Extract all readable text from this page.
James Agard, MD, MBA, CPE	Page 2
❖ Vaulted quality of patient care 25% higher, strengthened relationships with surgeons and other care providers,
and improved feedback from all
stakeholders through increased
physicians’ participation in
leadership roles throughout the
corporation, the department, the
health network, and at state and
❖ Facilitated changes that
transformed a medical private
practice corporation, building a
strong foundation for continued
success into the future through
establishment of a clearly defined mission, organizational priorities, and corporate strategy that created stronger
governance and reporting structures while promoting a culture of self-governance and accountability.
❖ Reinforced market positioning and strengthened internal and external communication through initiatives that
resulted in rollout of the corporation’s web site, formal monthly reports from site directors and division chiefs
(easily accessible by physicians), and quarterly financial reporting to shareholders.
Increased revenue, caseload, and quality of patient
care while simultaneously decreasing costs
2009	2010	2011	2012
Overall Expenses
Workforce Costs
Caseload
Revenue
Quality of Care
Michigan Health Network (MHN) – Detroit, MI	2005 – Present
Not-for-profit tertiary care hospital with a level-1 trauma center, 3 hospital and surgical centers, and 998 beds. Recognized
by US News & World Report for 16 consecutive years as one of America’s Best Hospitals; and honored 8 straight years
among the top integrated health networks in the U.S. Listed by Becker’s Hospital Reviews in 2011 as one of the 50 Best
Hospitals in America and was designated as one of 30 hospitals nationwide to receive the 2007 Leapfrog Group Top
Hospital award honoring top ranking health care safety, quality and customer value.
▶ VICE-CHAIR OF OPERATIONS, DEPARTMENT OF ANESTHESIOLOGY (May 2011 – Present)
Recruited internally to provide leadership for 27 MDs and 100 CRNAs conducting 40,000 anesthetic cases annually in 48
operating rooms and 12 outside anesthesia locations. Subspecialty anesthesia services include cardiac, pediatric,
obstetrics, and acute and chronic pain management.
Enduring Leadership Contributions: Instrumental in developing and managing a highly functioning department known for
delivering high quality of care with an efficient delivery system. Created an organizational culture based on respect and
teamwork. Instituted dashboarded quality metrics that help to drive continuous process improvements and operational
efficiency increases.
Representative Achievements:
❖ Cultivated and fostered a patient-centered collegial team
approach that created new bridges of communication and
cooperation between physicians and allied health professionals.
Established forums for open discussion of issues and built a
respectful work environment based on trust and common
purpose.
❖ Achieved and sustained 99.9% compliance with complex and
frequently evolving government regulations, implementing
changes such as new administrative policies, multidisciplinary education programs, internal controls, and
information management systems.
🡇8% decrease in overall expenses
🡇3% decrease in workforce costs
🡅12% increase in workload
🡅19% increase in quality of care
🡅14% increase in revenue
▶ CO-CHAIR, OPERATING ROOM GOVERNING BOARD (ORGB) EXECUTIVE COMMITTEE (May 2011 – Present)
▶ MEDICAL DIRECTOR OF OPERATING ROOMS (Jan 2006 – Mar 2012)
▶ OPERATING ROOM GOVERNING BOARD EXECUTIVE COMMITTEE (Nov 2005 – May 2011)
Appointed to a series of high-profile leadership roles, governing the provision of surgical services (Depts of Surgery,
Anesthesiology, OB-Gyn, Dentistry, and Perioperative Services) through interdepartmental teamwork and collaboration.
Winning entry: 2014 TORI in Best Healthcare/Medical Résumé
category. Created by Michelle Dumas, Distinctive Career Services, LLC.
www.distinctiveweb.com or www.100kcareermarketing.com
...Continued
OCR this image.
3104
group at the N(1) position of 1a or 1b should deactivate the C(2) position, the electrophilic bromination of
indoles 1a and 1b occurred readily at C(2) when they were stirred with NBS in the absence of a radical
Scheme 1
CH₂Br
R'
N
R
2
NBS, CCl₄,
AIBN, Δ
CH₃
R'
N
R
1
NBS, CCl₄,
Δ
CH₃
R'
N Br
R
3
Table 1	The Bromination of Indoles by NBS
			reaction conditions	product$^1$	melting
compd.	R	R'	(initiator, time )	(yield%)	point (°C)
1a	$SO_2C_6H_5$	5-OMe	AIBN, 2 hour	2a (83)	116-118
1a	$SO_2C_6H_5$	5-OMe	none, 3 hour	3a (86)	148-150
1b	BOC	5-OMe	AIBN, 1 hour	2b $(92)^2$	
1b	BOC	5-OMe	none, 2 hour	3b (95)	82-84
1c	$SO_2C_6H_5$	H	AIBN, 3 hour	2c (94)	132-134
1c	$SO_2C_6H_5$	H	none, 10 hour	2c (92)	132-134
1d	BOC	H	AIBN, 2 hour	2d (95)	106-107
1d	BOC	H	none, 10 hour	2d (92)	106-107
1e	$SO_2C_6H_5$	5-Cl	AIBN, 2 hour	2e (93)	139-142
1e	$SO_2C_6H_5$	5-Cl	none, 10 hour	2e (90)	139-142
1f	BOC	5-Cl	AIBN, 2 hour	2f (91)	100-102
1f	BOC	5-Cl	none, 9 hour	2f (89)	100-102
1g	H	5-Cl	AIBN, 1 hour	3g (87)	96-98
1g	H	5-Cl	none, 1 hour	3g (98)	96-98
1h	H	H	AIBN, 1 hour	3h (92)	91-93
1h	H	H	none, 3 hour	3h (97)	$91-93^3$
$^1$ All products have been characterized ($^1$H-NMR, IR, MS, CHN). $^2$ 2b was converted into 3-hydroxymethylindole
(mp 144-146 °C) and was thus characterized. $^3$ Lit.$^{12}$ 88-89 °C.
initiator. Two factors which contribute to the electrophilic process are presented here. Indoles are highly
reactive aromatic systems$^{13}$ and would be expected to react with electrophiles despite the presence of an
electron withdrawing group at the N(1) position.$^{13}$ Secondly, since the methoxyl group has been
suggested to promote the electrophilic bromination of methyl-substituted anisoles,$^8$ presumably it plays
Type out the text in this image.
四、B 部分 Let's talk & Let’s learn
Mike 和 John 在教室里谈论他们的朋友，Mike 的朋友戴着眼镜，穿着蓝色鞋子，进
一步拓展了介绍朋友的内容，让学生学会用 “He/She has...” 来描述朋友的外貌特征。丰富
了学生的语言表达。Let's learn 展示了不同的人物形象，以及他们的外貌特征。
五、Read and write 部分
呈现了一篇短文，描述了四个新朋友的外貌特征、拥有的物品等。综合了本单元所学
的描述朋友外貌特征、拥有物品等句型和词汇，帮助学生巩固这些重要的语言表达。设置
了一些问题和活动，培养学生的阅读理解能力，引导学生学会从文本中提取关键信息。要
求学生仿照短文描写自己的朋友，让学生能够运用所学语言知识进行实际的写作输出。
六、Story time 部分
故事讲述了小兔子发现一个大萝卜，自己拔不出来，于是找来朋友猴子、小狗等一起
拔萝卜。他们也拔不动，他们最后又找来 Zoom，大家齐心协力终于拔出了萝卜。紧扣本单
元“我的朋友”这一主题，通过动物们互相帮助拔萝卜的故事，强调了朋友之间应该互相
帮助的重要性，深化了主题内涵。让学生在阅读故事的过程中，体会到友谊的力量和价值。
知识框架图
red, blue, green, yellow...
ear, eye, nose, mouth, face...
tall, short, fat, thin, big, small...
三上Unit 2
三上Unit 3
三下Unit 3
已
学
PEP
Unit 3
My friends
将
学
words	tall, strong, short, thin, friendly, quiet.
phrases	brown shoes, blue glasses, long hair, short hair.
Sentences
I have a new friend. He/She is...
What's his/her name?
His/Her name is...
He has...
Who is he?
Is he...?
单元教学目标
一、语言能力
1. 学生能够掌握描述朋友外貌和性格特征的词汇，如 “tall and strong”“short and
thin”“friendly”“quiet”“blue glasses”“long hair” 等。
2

## Problem requirements
Repeat the preceding lines exactly, please, every one of them.

## Final result
Extract all readable text from this page.
James Agard, MD, MBA, CPE	Page 2
❖ Vaulted quality of patient care 25% higher, strengthened relationships with surgeons and other care providers,
and improved feedback from all
stakeholders through increased
physicians’ participation in
leadership roles throughout the
corporation, the department, the
health network, and at state and
❖ Facilitated changes that
transformed a medical private
practice corporation, building a
strong foundation for continued
success into the future through
establishment of a clearly defined mission, organizational priorities, and corporate strategy that created stronger
governance and reporting structures while promoting a culture of self-governance and accountability.
❖ Reinforced market positioning and strengthened internal and external communication through initiatives that
resulted in rollout of the corporation’s web site, formal monthly reports from site directors and division chiefs
(easily accessible by physicians), and quarterly financial reporting to shareholders.
Increased revenue, caseload, and quality of patient
care while simultaneously decreasing costs
2009	2010	2011	2012
Overall Expenses
Workforce Costs
Caseload
Revenue
Quality of Care
Michigan Health Network (MHN) – Detroit, MI	2005 – Present
Not-for-profit tertiary care hospital with a level-1 trauma center, 3 hospital and surgical centers, and 998 beds. Recognized
by US News & World Report for 16 consecutive years as one of America’s Best Hospitals; and honored 8 straight years
among the top integrated health networks in the U.S. Listed by Becker’s Hospital Reviews in 2011 as one of the 50 Best
Hospitals in America and was designated as one of 30 hospitals nationwide to receive the 2007 Leapfrog Group Top
Hospital award honoring top ranking health care safety, quality and customer value.
▶ VICE-CHAIR OF OPERATIONS, DEPARTMENT OF ANESTHESIOLOGY (May 2011 – Present)
Recruited internally to provide leadership for 27 MDs and 100 CRNAs conducting 40,000 anesthetic cases annually in 48
operating rooms and 12 outside anesthesia locations. Subspecialty anesthesia services include cardiac, pediatric,
obstetrics, and acute and chronic pain management.
Enduring Leadership Contributions: Instrumental in developing and managing a highly functioning department known for
delivering high quality of care with an efficient delivery system. Created an organizational culture based on respect and
teamwork. Instituted dashboarded quality metrics that help to drive continuous process improvements and operational
efficiency increases.
Representative Achievements:
❖ Cultivated and fostered a patient-centered collegial team
approach that created new bridges of communication and
cooperation between physicians and allied health professionals.
Established forums for open discussion of issues and built a
respectful work environment based on trust and common
purpose.
❖ Achieved and sustained 99.9% compliance with complex and
frequently evolving government regulations, implementing
changes such as new administrative policies, multidisciplinary education programs, internal controls, and
information management systems.
🡇8% decrease in overall expenses
🡇3% decrease in workforce costs
🡅12% increase in workload
🡅19% increase in quality of care
🡅14% increase in revenue
▶ CO-CHAIR, OPERATING ROOM GOVERNING BOARD (ORGB) EXECUTIVE COMMITTEE (May 2011 – Present)
▶ MEDICAL DIRECTOR OF OPERATING ROOMS (Jan 2006 – Mar 2012)
▶ OPERATING ROOM GOVERNING BOARD EXECUTIVE COMMITTEE (Nov 2005 – May 2011)
Appointed to a series of high-profile leadership roles, governing the provision of surgical services (Depts of Surgery,
Anesthesiology, OB-Gyn, Dentistry, and Perioperative Services) through interdepartmental teamwork and collaboration.
Winning entry: 2014 TORI in Best Healthcare/Medical Résumé
category. Created by Michelle Dumas, Distinctive Career Services, LLC.
www.distinctiveweb.com or www.100kcareermarketing.com
...Continued
OCR this image.
3104
group at the N(1) position of 1a or 1b should deactivate the C(2) position, the electrophilic bromination of
indoles 1a and 1b occurred readily at C(2) when they were stirred with NBS in the absence of a radical
Scheme 1
CH₂Br
R'
N
R
2
NBS, CCl₄,
AIBN, Δ
CH₃
R'
N
R
1
NBS, CCl₄,
Δ
CH₃
R'
N Br
R
3
Table 1	The Bromination of Indoles by NBS
			reaction conditions	product$^1$	melting
compd.	R	R'	(initiator, time )	(yield%)	point (°C)
1a	$SO_2C_6H_5$	5-OMe	AIBN, 2 hour	2a (83)	116-118
1a	$SO_2C_6H_5$	5-OMe	none, 3 hour	3a (86)	148-150
1b	BOC	5-OMe	AIBN, 1 hour	2b $(92)^2$	
1b	BOC	5-OMe	none, 2 hour	3b (95)	82-84
1c	$SO_2C_6H_5$	H	AIBN, 3 hour	2c (94)	132-134
1c	$SO_2C_6H_5$	H	none, 10 hour	2c (92)	132-134
1d	BOC	H	AIBN, 2 hour	2d (95)	106-107
1d	BOC	H	none, 10 hour	2d (92)	106-107
1e	$SO_2C_6H_5$	5-Cl	AIBN, 2 hour	2e (93)	139-142
1e	$SO_2C_6H_5$	5-Cl	none, 10 hour	2e (90)	139-142
1f	BOC	5-Cl	AIBN, 2 hour	2f (91)	100-102
1f	BOC	5-Cl	none, 9 hour	2f (89)	100-102
1g	H	5-Cl	AIBN, 1 hour	3g (87)	96-98
1g	H	5-Cl	none, 1 hour	3g (98)	96-98
1h	H	H	AIBN, 1 hour	3h (92)	91-93
1h	H	H	none, 3 hour	3h (97)	$91-93^3$
$^1$ All products have been characterized ($^1$H-NMR, IR, MS, CHN). $^2$ 2b was converted into 3-hydroxymethylindole
(mp 144-146 °C) and was thus characterized. $^3$ Lit.$^{12}$ 88-89 °C.
initiator. Two factors which contribute to the electrophilic process are presented here. Indoles are highly
reactive aromatic systems$^{13}$ and would be expected to react with electrophiles despite the presence of an
electron withdrawing group at the N(1) position.$^{13}$ Secondly, since the methoxyl group has been
suggested to promote the electrophilic bromination of methyl-substituted anisoles,$^8$ presumably it plays
Type out the text in this image.
四、B 部分 Let's talk & Let’s learn
Mike 和 John 在教室里谈论他们的朋友，Mike 的朋友戴着眼镜，穿着蓝色鞋子，进
一步拓展了介绍朋友的内容，让学生学会用 “He/She has...” 来描述朋友的外貌特征。丰富
了学生的语言表达。Let's learn 展示了不同的人物形象，以及他们的外貌特征。
五、Read and write 部分
呈现了一篇短文，描述了四个新朋友的外貌特征、拥有的物品等。综合了本单元所学
的描述朋友外貌特征、拥有物品等句型和词汇，帮助学生巩固这些重要的语言表达。设置
了一些问题和活动，培养学生的阅读理解能力，引导学生学会从文本中提取关键信息。要
求学生仿照短文描写自己的朋友，让学生能够运用所学语言知识进行实际的写作输出。
六、Story time 部分
故事讲述了小兔子发现一个大萝卜，自己拔不出来，于是找来朋友猴子、小狗等一起
拔萝卜。他们也拔不动，他们最后又找来 Zoom，大家齐心协力终于拔出了萝卜。紧扣本单
元“我的朋友”这一主题，通过动物们互相帮助拔萝卜的故事，强调了朋友之间应该互相
帮助的重要性，深化了主题内涵。让学生在阅读故事的过程中，体会到友谊的力量和价值。
知识框架图
red, blue, green, yellow...
ear, eye, nose, mouth, face...
tall, short, fat, thin, big, small...
三上Unit 2
三上Unit 3
三下Unit 3
已
学
PEP
Unit 3
My friends
将
学
words	tall, strong, short, thin, friendly, quiet.
phrases	brown shoes, blue glasses, long hair, short hair.
Sentences
I have a new friend. He/She is...
What's his/her name?
His/Her name is...
He has...
Who is he?
Is he...?
单元教学目标
一、语言能力
1. 学生能够掌握描述朋友外貌和性格特征的词汇，如 “tall and strong”“short and
thin”“friendly”“quiet”“blue glasses”“long hair” 等。
2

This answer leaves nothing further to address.